Aurora bei einem Auftritt in Boston (Archivbild)

Köln – Natürlich wird an diesem Abend jede Erwartungshaltung erfüllt. Und jedes Klischee, das über die Frau im Umlauf ist, geht sowieso klar. Dafür verantwortlich: Die Hauptdarstellerin selbst. 19 Jahr, blondes Jahr. Das Kleidchen so weiß wie blütenrein und flitterflatterhaft, die Gestalt so klein wie zierlich. Aurora Aksnes heißt die Protagonistin des Abends, sie strahlt Mädchenhaftigkeit und Niedlichkeit in großen Portionen aus. Männer fahren ob eines solchen Erscheinungsbilds gerne sämtliche Beschützerinstinkte aus und wollen Frauen, wie Aurora nun mal eine ist, gerne rund um die Uhr warme Milch mit Honig kredenzen.

Und Mädchen wollen sich mit so einer gerne dauerhaft verschwestern. Beim Shoppen. Im gemeinsamen Dasein. Beim Tollen über Wiesen. Und Aurora? Steht vom ersten Moment des Konzerts im ausverkauften Gloria so auf der Bühne, dass man in jeder Sekunde denkt: Die will da stehen. Die will die Bühne ausfüllen. Die will uns ihre Lieder singen. Für einen Künstler ist eine solche Haltung zweifellos von Vorteil, für eine 19-Jährige mit erst einem Album ist sie alles anderes als selbstverständlich.

========================

(KURZE AUFGABE 1) Zitiere aus den Datensätzen unverändert die Zeilen, beginnend mit der Zeile, die „y-tick-label: Dret <box>401 670 444 694</box>“ enthält, und endend mit der Zeile, die „y-tick-label: Humanitats <box>328“ enthält.

(ROHE DATENSÄTZE)
========================

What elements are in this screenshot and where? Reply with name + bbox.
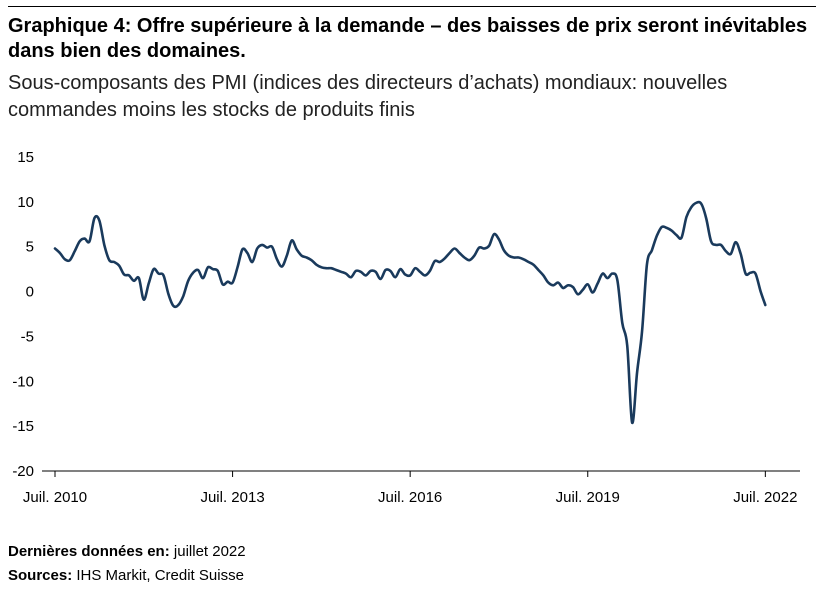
x-tick-label: Juil. 2019 xyxy=(556,489,620,506)
y-tick-label: 5 xyxy=(26,239,34,256)
y-tick-label: -20 xyxy=(12,463,34,480)
sources-note: Sources: IHS Markit, Credit Suisse xyxy=(8,566,244,586)
x-tick-label: Juil. 2013 xyxy=(200,489,264,506)
y-tick-label: 10 xyxy=(17,194,34,211)
series-layer xyxy=(53,200,767,424)
y-tick-label: -15 xyxy=(12,418,34,435)
y-tick-label: 15 xyxy=(17,149,34,166)
y-tick-labels: 15 10 5 0 -5 -10 -15 -20 xyxy=(12,149,34,480)
x-axis xyxy=(42,470,800,477)
latest-data-label: Dernières données en: xyxy=(8,543,170,560)
chart-subtitle: Sous-composants des PMI (indices des dir… xyxy=(8,72,728,121)
latest-data-value: juillet 2022 xyxy=(173,543,246,560)
latest-data-note: Dernières données en: juillet 2022 xyxy=(8,542,246,562)
y-tick-label: -10 xyxy=(12,373,34,390)
x-tick-labels: Juil. 2010 Juil. 2013 Juil. 2016 Juil. 2019… xyxy=(23,489,798,506)
top-rule xyxy=(8,6,816,7)
chart-title: Graphique 4: Offre supérieure à la deman… xyxy=(8,15,808,62)
x-tick-label: Juil. 2022 xyxy=(733,489,797,506)
y-tick-label: 0 xyxy=(26,284,34,301)
sources-label: Sources: xyxy=(8,567,73,584)
sources-value: IHS Markit, Credit Suisse xyxy=(76,567,244,584)
y-tick-label: -5 xyxy=(21,328,34,345)
x-tick-label: Juil. 2010 xyxy=(23,489,87,506)
x-tick-label: Juil. 2016 xyxy=(378,489,442,506)
series-line xyxy=(53,200,767,424)
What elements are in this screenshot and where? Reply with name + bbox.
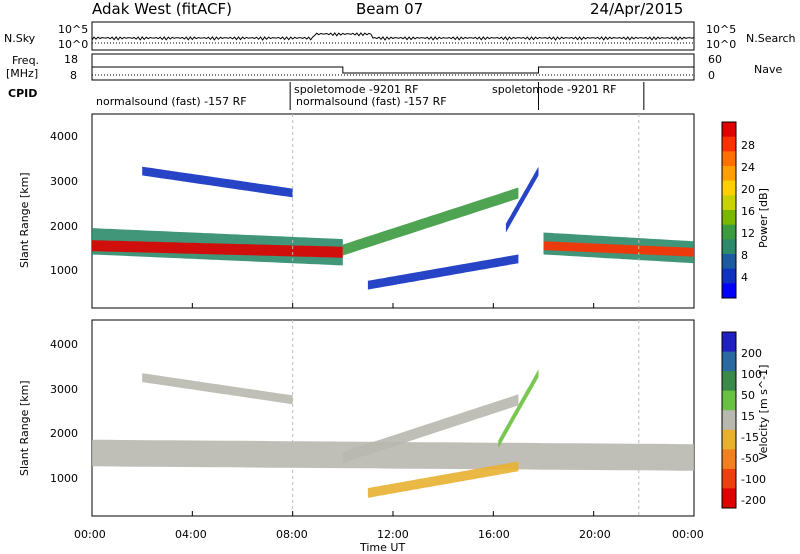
vel-cbar-tick-7: -200 — [741, 494, 766, 507]
nave-tick-60: 60 — [708, 53, 722, 66]
time-tick-0: 00:00 — [74, 528, 106, 541]
nave-label: Nave — [754, 63, 783, 76]
cpid-segment-4: spoletomode -9201 RF — [492, 83, 617, 96]
velocity-range-tick-1000: 1000 — [50, 472, 78, 485]
time-tick-2: 08:00 — [276, 528, 308, 541]
velocity-cbar-label: Velocity [m s^-1] — [757, 364, 770, 460]
power-cbar-swatch — [722, 224, 736, 240]
velocity-band — [92, 439, 694, 471]
velocity-cbar-frame — [721, 331, 737, 509]
velocity-cbar-swatch — [722, 390, 736, 411]
power-cbar-swatch — [722, 254, 736, 270]
velocity-range-tick-2000: 2000 — [50, 427, 78, 440]
noise-axis-bottom: 10^0 — [58, 38, 89, 51]
time-tick-3: 12:00 — [377, 528, 409, 541]
vel-cbar-tick-6: -100 — [741, 473, 766, 486]
noise-axis-right-top: 10^5 — [706, 23, 737, 36]
power-cbar-swatch — [722, 166, 736, 182]
freq-tick-18: 18 — [64, 53, 78, 66]
power-cbar-swatch — [722, 210, 736, 226]
time-tick-4: 16:00 — [478, 528, 510, 541]
nsky-line — [91, 32, 695, 41]
date-title: 24/Apr/2015 — [590, 0, 684, 18]
nsearch-label: N.Search — [746, 32, 796, 45]
power-panel-frame — [91, 113, 695, 309]
noise-axis-right-bottom: 10^0 — [706, 38, 737, 51]
power-cbar-swatch — [722, 239, 736, 255]
vel-cbar-tick-1: 100 — [741, 368, 762, 381]
velocity-cbar-swatch — [722, 332, 736, 353]
velocity-cbar-swatch — [722, 468, 736, 489]
power-band-core-2 — [543, 241, 694, 257]
beam-title: Beam 07 — [356, 0, 424, 18]
power-cbar-swatch — [722, 136, 736, 152]
freq-line — [92, 66, 694, 74]
freq-tick-8: 8 — [70, 69, 77, 82]
power-cbar-tick-5: 8 — [741, 249, 748, 262]
power-range-label: Slant Range [km] — [18, 172, 31, 268]
velocity-arc — [342, 394, 519, 463]
power-range-tick-4000: 4000 — [50, 130, 78, 143]
velocity-cbar-swatch — [722, 488, 736, 509]
velocity-cbar-swatch — [722, 351, 736, 372]
velocity-range-tick-3000: 3000 — [50, 383, 78, 396]
power-lower-arc — [367, 254, 519, 290]
power-cbar-label: Power [dB] — [757, 188, 770, 248]
power-cbar-tick-2: 20 — [741, 183, 755, 196]
power-cbar-swatch — [722, 195, 736, 211]
power-cbar-tick-3: 16 — [741, 205, 755, 218]
power-cbar-frame — [721, 121, 737, 299]
velocity-cbar-swatch — [722, 449, 736, 470]
vel-cbar-tick-3: 15 — [741, 410, 755, 423]
nave-tick-0: 0 — [708, 69, 715, 82]
velocity-positive-streak — [498, 369, 539, 449]
power-cbar-tick-1: 24 — [741, 161, 755, 174]
velocity-negative-arc — [367, 461, 519, 498]
power-streak — [505, 166, 539, 233]
power-range-tick-1000: 1000 — [50, 264, 78, 277]
power-range-tick-3000: 3000 — [50, 175, 78, 188]
vel-cbar-tick-0: 200 — [741, 347, 762, 360]
freq-label-line1: Freq. — [12, 54, 40, 67]
velocity-cbar-swatch — [722, 371, 736, 392]
freq-label-line2: [MHz] — [6, 67, 39, 80]
nsky-label: N.Sky — [4, 32, 36, 45]
power-cbar-swatch — [722, 180, 736, 196]
station-title: Adak West (fitACF) — [92, 0, 232, 18]
cpid-label: CPID — [8, 87, 38, 100]
velocity-range-tick-4000: 4000 — [50, 338, 78, 351]
power-cbar-tick-4: 12 — [741, 227, 755, 240]
time-axis-label: Time UT — [360, 541, 406, 554]
velocity-range-label: Slant Range [km] — [18, 380, 31, 476]
cpid-segment-3: normalsound (fast) -157 RF — [296, 95, 447, 108]
power-arc — [342, 187, 519, 256]
time-tick-5: 20:00 — [579, 528, 611, 541]
velocity-cbar-swatch — [722, 410, 736, 431]
noise-axis-top: 10^5 — [58, 23, 89, 36]
power-cbar-swatch — [722, 122, 736, 138]
cpid-segment-1: normalsound (fast) -157 RF — [96, 95, 247, 108]
power-range-tick-2000: 2000 — [50, 220, 78, 233]
velocity-upper-trail — [142, 373, 293, 405]
power-cbar-swatch — [722, 268, 736, 284]
time-tick-1: 04:00 — [175, 528, 207, 541]
cpid-segment-2: spoletomode -9201 RF — [294, 83, 419, 96]
time-tick-6: 00:00 — [672, 528, 704, 541]
vel-cbar-tick-4: -15 — [741, 431, 759, 444]
power-band-core — [92, 240, 343, 258]
velocity-panel-frame — [91, 319, 695, 517]
vel-cbar-tick-2: 50 — [741, 389, 755, 402]
power-cbar-tick-6: 4 — [741, 271, 748, 284]
power-cbar-swatch — [722, 283, 736, 299]
power-cbar-swatch — [722, 151, 736, 167]
noise-panel-frame — [91, 21, 695, 51]
vel-cbar-tick-5: -50 — [741, 452, 759, 465]
power-upper-trail — [142, 166, 293, 198]
velocity-cbar-swatch — [722, 429, 736, 450]
power-cbar-tick-0: 28 — [741, 139, 755, 152]
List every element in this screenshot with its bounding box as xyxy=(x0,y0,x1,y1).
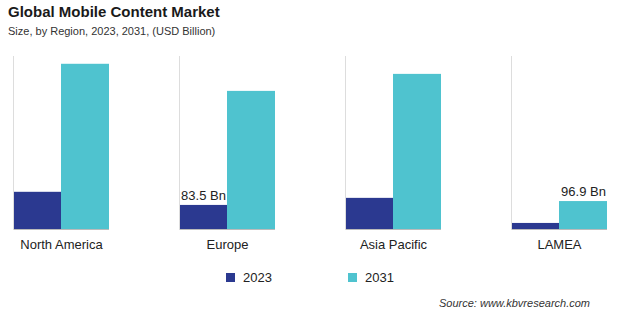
svg-text:LAMEA: LAMEA xyxy=(537,237,581,252)
html-text:Size, by Region, 2023, 2031, (: Size, by Region, 2023, 2031, (USD Billio… xyxy=(8,25,216,37)
svg-text:North America: North America xyxy=(20,237,103,252)
svg-text:Asia Pacific: Asia Pacific xyxy=(360,237,428,252)
html-text:Global Mobile Content Market: Global Mobile Content Market xyxy=(8,3,220,20)
html-text:2031: 2031 xyxy=(365,270,394,285)
svg-text:96.9 Bn: 96.9 Bn xyxy=(561,184,606,199)
html-text:2023: 2023 xyxy=(243,270,272,285)
svg-text:83.5 Bn: 83.5 Bn xyxy=(181,188,226,203)
html-text:Source: www.kbvresearch.com: Source: www.kbvresearch.com xyxy=(439,297,590,309)
svg-text:Europe: Europe xyxy=(207,237,249,252)
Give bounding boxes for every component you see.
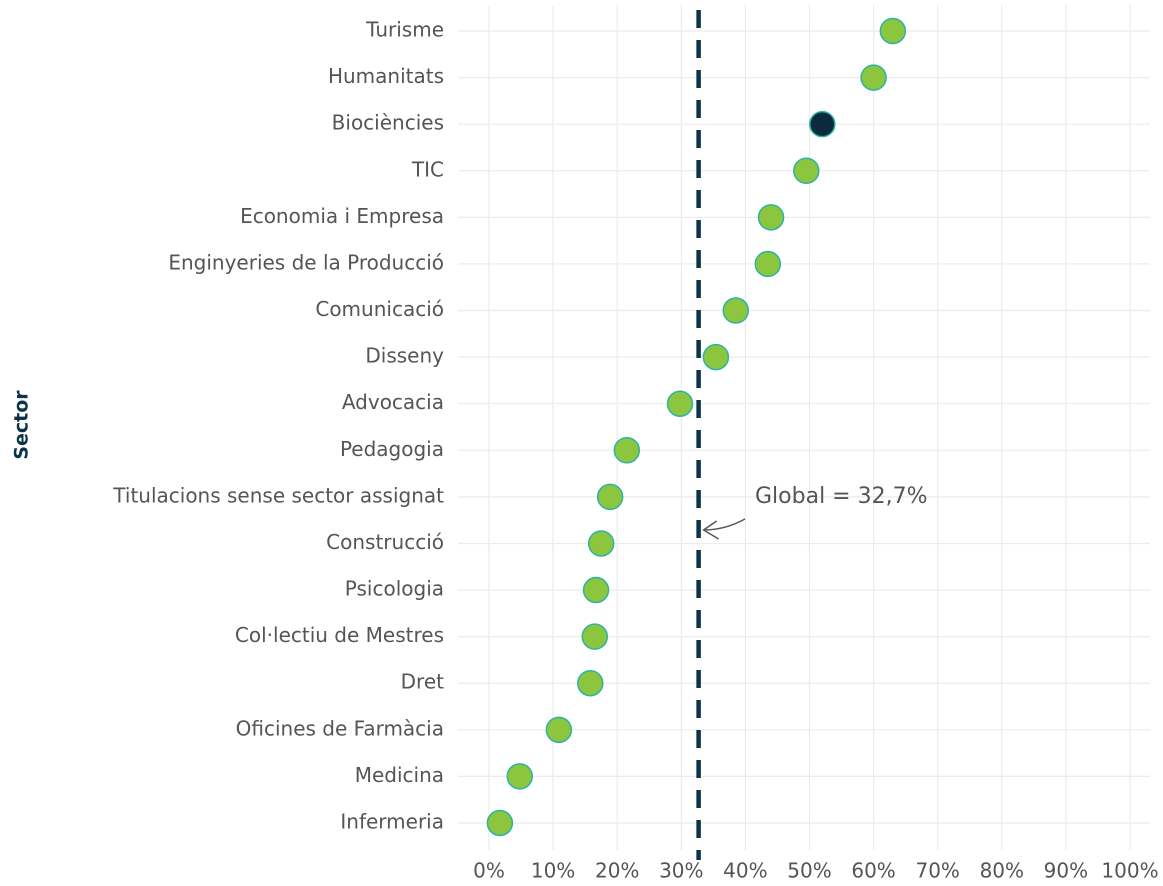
y-tick-label: Dret <box>401 670 444 694</box>
y-tick-label: Oficines de Farmàcia <box>236 716 444 740</box>
y-tick-label: TIC <box>411 157 444 181</box>
x-tick-label: 50% <box>787 859 831 883</box>
y-tick-label: Disseny <box>365 344 444 368</box>
dot <box>754 250 782 278</box>
dot <box>506 763 534 790</box>
dot <box>860 64 887 91</box>
x-tick-label: 100% <box>1101 859 1158 883</box>
x-tick-label: 70% <box>915 859 959 883</box>
x-tick-label: 30% <box>659 859 703 883</box>
y-tick-label: Humanitats <box>328 64 444 88</box>
x-tick-label: 60% <box>851 859 895 883</box>
y-tick-label: Construcció <box>326 530 444 554</box>
dot <box>545 716 573 744</box>
dot <box>581 623 609 650</box>
y-tick-label: Pedagogia <box>340 437 444 461</box>
dot <box>793 157 820 185</box>
x-tick-label: 10% <box>531 859 575 883</box>
dot <box>577 669 604 697</box>
y-axis-label: Sector <box>11 390 33 460</box>
dot <box>757 204 785 231</box>
x-tick-label: 80% <box>980 859 1024 883</box>
dot <box>666 390 694 417</box>
y-tick-label: Advocacia <box>342 390 444 414</box>
dot <box>722 297 750 324</box>
y-tick-label: Titulacions sense sector assignat <box>112 483 444 507</box>
dot <box>613 437 641 464</box>
y-tick-label: Comunicació <box>315 297 444 321</box>
y-tick-label: Psicologia <box>345 577 444 601</box>
x-tick-label: 40% <box>723 859 767 883</box>
y-tick-label: Turisme <box>365 18 444 42</box>
y-tick-label: Col·lectiu de Mestres <box>235 623 444 647</box>
y-tick-label: Medicina <box>355 763 444 787</box>
dot <box>582 576 610 604</box>
dot <box>809 110 836 138</box>
dot <box>587 530 615 557</box>
x-tick-label: 20% <box>595 859 639 883</box>
dot <box>702 343 730 371</box>
dot <box>486 809 514 837</box>
y-tick-label: Infermeria <box>340 810 444 834</box>
x-tick-label: 0% <box>473 859 505 883</box>
y-tick-label: Economia i Empresa <box>240 204 444 228</box>
dot <box>596 483 624 511</box>
y-tick-label: Enginyeries de la Producció <box>168 250 444 274</box>
annotation-arrow <box>702 518 746 540</box>
reference-label: Global = 32,7% <box>755 484 928 509</box>
y-tick-label: Biociències <box>332 111 444 135</box>
dot <box>879 17 907 45</box>
x-tick-label: 90% <box>1044 859 1088 883</box>
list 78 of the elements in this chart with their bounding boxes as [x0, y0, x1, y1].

========================

(KURZE AUFGABE 2) Gib den Textauszug über Auroras Konzert vollständig und Wort für Wort unverändert aus.

(ENDERGEBNIS 1)
y-tick-label: Dret <box>401 670 444 694</box>
y-tick-label: Oficines de Farmàcia <box>236 716 444 740</box>
y-tick-label: TIC <box>411 157 444 181</box>
x-tick-label: 50% <box>787 859 831 883</box>
y-tick-label: Disseny <box>365 344 444 368</box>
dot <box>754 250 782 278</box>
dot <box>506 763 534 790</box>
dot <box>860 64 887 91</box>
x-tick-label: 100% <box>1101 859 1158 883</box>
x-tick-label: 70% <box>915 859 959 883</box>
x-tick-label: 30% <box>659 859 703 883</box>
y-tick-label: Humanitats <box>328 64 444 88</box>

(ENDERGEBNIS 2)
Aurora bei einem Auftritt in Boston (Archivbild)

Köln – Natürlich wird an diesem Abend jede Erwartungshaltung erfüllt. Und jedes Klischee, das über die Frau im Umlauf ist, geht sowieso klar. Dafür verantwortlich: Die Hauptdarstellerin selbst. 19 Jahr, blondes Jahr. Das Kleidchen so weiß wie blütenrein und flitterflatterhaft, die Gestalt so klein wie zierlich. Aurora Aksnes heißt die Protagonistin des Abends, sie strahlt Mädchenhaftigkeit und Niedlichkeit in großen Portionen aus. Männer fahren ob eines solchen Erscheinungsbilds gerne sämtliche Beschützerinstinkte aus und wollen Frauen, wie Aurora nun mal eine ist, gerne rund um die Uhr warme Milch mit Honig kredenzen.

Und Mädchen wollen sich mit so einer gerne dauerhaft verschwestern. Beim Shoppen. Im gemeinsamen Dasein. Beim Tollen über Wiesen. Und Aurora? Steht vom ersten Moment des Konzerts im ausverkauften Gloria so auf der Bühne, dass man in jeder Sekunde denkt: Die will da stehen. Die will die Bühne ausfüllen. Die will uns ihre Lieder singen. Für einen Künstler ist eine solche Haltung zweifellos von Vorteil, für eine 19-Jährige mit erst einem Album ist sie alles anderes als selbstverständlich.